═════ Record excerpts

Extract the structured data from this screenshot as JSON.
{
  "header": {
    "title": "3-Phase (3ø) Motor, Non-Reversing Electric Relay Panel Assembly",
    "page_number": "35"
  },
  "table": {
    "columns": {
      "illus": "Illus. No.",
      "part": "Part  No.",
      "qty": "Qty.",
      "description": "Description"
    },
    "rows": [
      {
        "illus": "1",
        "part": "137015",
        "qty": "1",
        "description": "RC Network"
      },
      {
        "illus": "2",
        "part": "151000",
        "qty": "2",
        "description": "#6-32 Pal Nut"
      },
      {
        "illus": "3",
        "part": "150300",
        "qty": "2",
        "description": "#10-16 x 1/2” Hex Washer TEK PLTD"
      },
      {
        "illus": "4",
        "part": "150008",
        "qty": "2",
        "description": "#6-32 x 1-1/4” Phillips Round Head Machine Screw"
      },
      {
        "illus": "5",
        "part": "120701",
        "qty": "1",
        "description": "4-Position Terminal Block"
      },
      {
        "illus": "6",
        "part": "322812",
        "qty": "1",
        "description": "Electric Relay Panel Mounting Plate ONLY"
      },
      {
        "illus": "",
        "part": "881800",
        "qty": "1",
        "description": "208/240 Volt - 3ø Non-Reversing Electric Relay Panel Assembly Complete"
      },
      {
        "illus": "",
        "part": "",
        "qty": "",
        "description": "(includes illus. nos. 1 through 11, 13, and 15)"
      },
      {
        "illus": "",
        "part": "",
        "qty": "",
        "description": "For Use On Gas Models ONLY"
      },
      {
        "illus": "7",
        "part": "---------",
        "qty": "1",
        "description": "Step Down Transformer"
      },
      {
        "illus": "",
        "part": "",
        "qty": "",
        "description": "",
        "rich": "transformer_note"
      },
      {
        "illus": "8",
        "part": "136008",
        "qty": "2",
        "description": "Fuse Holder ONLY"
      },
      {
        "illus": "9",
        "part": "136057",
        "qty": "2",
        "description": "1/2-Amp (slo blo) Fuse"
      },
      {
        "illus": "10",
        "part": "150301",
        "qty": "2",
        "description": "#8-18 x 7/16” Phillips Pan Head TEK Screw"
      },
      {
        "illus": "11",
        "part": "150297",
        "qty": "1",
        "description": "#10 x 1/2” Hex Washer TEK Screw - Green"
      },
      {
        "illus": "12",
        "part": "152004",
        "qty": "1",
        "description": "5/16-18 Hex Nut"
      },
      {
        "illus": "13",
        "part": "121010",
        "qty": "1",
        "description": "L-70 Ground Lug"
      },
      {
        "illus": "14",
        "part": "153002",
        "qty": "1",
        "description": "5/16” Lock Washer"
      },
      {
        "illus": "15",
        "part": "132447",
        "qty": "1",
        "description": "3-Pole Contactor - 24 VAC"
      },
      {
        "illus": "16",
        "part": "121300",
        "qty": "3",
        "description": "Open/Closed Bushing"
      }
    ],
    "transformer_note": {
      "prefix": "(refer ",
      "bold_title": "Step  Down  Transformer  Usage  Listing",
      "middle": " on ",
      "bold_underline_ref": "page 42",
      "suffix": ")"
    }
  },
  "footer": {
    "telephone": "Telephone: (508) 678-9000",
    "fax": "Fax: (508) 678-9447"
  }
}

══════════
═════ Record excerpts

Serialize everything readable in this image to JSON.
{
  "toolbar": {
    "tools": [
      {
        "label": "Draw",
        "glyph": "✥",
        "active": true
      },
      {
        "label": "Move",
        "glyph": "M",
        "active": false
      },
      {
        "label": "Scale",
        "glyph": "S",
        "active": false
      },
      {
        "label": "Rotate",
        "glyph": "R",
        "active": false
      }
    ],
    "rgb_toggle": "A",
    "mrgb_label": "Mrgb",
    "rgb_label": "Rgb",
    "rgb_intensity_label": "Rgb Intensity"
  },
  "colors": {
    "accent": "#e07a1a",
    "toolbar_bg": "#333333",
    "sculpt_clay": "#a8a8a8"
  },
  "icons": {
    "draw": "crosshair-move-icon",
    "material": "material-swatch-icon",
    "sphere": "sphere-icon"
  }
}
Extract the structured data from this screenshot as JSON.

══════════

◆ Set exercise:
Find all lines where the word "Panel" appears. Copy them.

◆ Task output:
    "title": "3-Phase (3ø) Motor, Non-Reversing Electric Relay Panel Assembly",
        "description": "Electric Relay Panel Mounting Plate ONLY"
        "description": "208/240 Volt - 3ø Non-Reversing Electric Relay Panel Assembly Complete"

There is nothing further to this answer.